> [Given problem]: Repeat the records below exactly as they appear.

(Collected data entries)
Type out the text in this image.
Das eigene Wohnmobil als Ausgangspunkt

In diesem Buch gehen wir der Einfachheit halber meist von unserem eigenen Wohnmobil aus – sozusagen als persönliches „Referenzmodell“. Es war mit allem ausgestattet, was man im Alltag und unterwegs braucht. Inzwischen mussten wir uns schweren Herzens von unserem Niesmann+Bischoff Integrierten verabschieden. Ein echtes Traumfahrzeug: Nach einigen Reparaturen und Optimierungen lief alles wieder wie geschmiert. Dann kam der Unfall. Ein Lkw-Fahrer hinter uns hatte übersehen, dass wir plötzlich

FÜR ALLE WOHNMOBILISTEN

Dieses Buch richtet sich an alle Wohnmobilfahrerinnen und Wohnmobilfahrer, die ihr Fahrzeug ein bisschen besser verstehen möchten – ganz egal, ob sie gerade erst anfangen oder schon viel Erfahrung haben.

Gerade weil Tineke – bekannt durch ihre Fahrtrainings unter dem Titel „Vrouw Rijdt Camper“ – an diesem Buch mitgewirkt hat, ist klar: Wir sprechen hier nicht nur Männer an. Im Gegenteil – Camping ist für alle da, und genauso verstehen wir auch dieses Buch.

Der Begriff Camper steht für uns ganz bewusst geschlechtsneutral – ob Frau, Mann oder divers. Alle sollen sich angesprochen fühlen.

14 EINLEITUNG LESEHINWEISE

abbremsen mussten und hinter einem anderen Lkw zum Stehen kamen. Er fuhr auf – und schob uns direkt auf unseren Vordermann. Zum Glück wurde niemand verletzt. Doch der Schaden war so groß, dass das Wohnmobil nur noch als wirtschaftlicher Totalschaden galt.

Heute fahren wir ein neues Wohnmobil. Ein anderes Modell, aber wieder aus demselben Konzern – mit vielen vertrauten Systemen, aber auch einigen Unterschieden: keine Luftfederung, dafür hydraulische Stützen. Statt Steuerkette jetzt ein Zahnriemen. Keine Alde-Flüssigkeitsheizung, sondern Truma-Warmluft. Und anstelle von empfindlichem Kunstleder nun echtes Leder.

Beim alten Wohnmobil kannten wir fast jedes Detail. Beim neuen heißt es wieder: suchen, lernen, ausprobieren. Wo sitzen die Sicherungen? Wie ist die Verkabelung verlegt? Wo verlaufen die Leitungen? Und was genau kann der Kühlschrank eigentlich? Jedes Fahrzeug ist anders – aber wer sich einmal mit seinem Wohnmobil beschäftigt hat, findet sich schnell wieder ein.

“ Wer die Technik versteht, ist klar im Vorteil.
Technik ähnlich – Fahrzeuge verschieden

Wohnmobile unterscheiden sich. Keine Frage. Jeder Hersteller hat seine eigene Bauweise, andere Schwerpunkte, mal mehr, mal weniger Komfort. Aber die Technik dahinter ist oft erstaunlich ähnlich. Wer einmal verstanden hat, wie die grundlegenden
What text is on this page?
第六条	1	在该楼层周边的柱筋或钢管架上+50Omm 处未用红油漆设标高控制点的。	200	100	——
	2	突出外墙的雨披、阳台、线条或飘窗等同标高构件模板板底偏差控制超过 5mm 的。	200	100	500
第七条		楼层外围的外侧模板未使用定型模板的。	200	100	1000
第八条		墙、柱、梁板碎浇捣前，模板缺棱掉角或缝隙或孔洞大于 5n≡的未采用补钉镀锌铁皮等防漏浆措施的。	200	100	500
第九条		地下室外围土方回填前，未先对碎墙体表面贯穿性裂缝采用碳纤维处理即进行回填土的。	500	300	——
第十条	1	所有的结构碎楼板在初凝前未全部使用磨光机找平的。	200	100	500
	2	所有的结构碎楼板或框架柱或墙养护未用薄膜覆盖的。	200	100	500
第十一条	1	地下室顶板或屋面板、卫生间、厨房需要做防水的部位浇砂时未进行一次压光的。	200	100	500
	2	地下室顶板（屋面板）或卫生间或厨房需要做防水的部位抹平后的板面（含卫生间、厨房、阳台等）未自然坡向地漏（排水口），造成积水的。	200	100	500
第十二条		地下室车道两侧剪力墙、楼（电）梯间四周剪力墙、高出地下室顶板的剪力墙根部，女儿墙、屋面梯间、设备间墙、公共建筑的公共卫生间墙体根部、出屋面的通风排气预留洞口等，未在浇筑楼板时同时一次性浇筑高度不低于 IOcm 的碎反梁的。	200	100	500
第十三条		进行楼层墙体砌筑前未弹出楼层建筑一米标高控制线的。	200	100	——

> [Task response]:
Type out the text in this image.
Das eigene Wohnmobil als Ausgangspunkt

In diesem Buch gehen wir der Einfachheit halber meist von unserem eigenen Wohnmobil aus – sozusagen als persönliches „Referenzmodell“. Es war mit allem ausgestattet, was man im Alltag und unterwegs braucht. Inzwischen mussten wir uns schweren Herzens von unserem Niesmann+Bischoff Integrierten verabschieden. Ein echtes Traumfahrzeug: Nach einigen Reparaturen und Optimierungen lief alles wieder wie geschmiert. Dann kam der Unfall. Ein Lkw-Fahrer hinter uns hatte übersehen, dass wir plötzlich

FÜR ALLE WOHNMOBILISTEN

Dieses Buch richtet sich an alle Wohnmobilfahrerinnen und Wohnmobilfahrer, die ihr Fahrzeug ein bisschen besser verstehen möchten – ganz egal, ob sie gerade erst anfangen oder schon viel Erfahrung haben.

Gerade weil Tineke – bekannt durch ihre Fahrtrainings unter dem Titel „Vrouw Rijdt Camper“ – an diesem Buch mitgewirkt hat, ist klar: Wir sprechen hier nicht nur Männer an. Im Gegenteil – Camping ist für alle da, und genauso verstehen wir auch dieses Buch.

Der Begriff Camper steht für uns ganz bewusst geschlechtsneutral – ob Frau, Mann oder divers. Alle sollen sich angesprochen fühlen.

14 EINLEITUNG LESEHINWEISE

abbremsen mussten und hinter einem anderen Lkw zum Stehen kamen. Er fuhr auf – und schob uns direkt auf unseren Vordermann. Zum Glück wurde niemand verletzt. Doch der Schaden war so groß, dass das Wohnmobil nur noch als wirtschaftlicher Totalschaden galt.

Heute fahren wir ein neues Wohnmobil. Ein anderes Modell, aber wieder aus demselben Konzern – mit vielen vertrauten Systemen, aber auch einigen Unterschieden: keine Luftfederung, dafür hydraulische Stützen. Statt Steuerkette jetzt ein Zahnriemen. Keine Alde-Flüssigkeitsheizung, sondern Truma-Warmluft. Und anstelle von empfindlichem Kunstleder nun echtes Leder.

Beim alten Wohnmobil kannten wir fast jedes Detail. Beim neuen heißt es wieder: suchen, lernen, ausprobieren. Wo sitzen die Sicherungen? Wie ist die Verkabelung verlegt? Wo verlaufen die Leitungen? Und was genau kann der Kühlschrank eigentlich? Jedes Fahrzeug ist anders – aber wer sich einmal mit seinem Wohnmobil beschäftigt hat, findet sich schnell wieder ein.

“ Wer die Technik versteht, ist klar im Vorteil.
Technik ähnlich – Fahrzeuge verschieden

Wohnmobile unterscheiden sich. Keine Frage. Jeder Hersteller hat seine eigene Bauweise, andere Schwerpunkte, mal mehr, mal weniger Komfort. Aber die Technik dahinter ist oft erstaunlich ähnlich. Wer einmal verstanden hat, wie die grundlegenden
What text is on this page?
第六条	1	在该楼层周边的柱筋或钢管架上+50Omm 处未用红油漆设标高控制点的。	200	100	——
	2	突出外墙的雨披、阳台、线条或飘窗等同标高构件模板板底偏差控制超过 5mm 的。	200	100	500
第七条		楼层外围的外侧模板未使用定型模板的。	200	100	1000
第八条		墙、柱、梁板碎浇捣前，模板缺棱掉角或缝隙或孔洞大于 5n≡的未采用补钉镀锌铁皮等防漏浆措施的。	200	100	500
第九条		地下室外围土方回填前，未先对碎墙体表面贯穿性裂缝采用碳纤维处理即进行回填土的。	500	300	——
第十条	1	所有的结构碎楼板在初凝前未全部使用磨光机找平的。	200	100	500
	2	所有的结构碎楼板或框架柱或墙养护未用薄膜覆盖的。	200	100	500
第十一条	1	地下室顶板或屋面板、卫生间、厨房需要做防水的部位浇砂时未进行一次压光的。	200	100	500
	2	地下室顶板（屋面板）或卫生间或厨房需要做防水的部位抹平后的板面（含卫生间、厨房、阳台等）未自然坡向地漏（排水口），造成积水的。	200	100	500
第十二条		地下室车道两侧剪力墙、楼（电）梯间四周剪力墙、高出地下室顶板的剪力墙根部，女儿墙、屋面梯间、设备间墙、公共建筑的公共卫生间墙体根部、出屋面的通风排气预留洞口等，未在浇筑楼板时同时一次性浇筑高度不低于 IOcm 的碎反梁的。	200	100	500
第十三条		进行楼层墙体砌筑前未弹出楼层建筑一米标高控制线的。	200	100	——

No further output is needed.